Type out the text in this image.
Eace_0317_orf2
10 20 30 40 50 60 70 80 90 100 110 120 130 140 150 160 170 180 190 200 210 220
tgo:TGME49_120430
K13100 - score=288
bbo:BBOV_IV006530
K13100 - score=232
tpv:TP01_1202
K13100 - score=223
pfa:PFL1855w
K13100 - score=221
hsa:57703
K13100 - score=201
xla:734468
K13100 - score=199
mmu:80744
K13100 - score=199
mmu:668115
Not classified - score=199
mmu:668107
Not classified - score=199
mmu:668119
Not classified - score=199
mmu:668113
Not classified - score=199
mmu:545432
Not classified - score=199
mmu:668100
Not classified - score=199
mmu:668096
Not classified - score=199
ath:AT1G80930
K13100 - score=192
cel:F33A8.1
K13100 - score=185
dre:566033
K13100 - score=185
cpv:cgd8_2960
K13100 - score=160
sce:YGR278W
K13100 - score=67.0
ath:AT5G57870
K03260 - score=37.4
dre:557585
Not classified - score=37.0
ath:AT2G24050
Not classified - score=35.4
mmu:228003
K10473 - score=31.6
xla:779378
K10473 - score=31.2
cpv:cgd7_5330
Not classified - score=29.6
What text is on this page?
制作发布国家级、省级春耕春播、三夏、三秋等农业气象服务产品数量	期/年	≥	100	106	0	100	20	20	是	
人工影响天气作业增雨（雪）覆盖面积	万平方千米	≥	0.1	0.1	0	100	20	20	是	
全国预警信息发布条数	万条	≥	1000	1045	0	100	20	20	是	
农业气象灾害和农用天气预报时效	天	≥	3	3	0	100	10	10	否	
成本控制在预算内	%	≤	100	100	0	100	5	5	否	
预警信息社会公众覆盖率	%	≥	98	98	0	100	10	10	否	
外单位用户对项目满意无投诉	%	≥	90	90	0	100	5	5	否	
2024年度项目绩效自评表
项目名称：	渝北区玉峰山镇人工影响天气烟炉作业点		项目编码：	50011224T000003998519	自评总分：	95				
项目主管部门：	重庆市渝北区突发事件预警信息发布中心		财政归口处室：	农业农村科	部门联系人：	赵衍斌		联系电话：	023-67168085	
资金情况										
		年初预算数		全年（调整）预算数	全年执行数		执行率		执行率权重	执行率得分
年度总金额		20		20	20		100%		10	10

» Direction: Copy every line of the listing that contains the word "this".

» The reply:
Type out the text in this image.
What text is on this page?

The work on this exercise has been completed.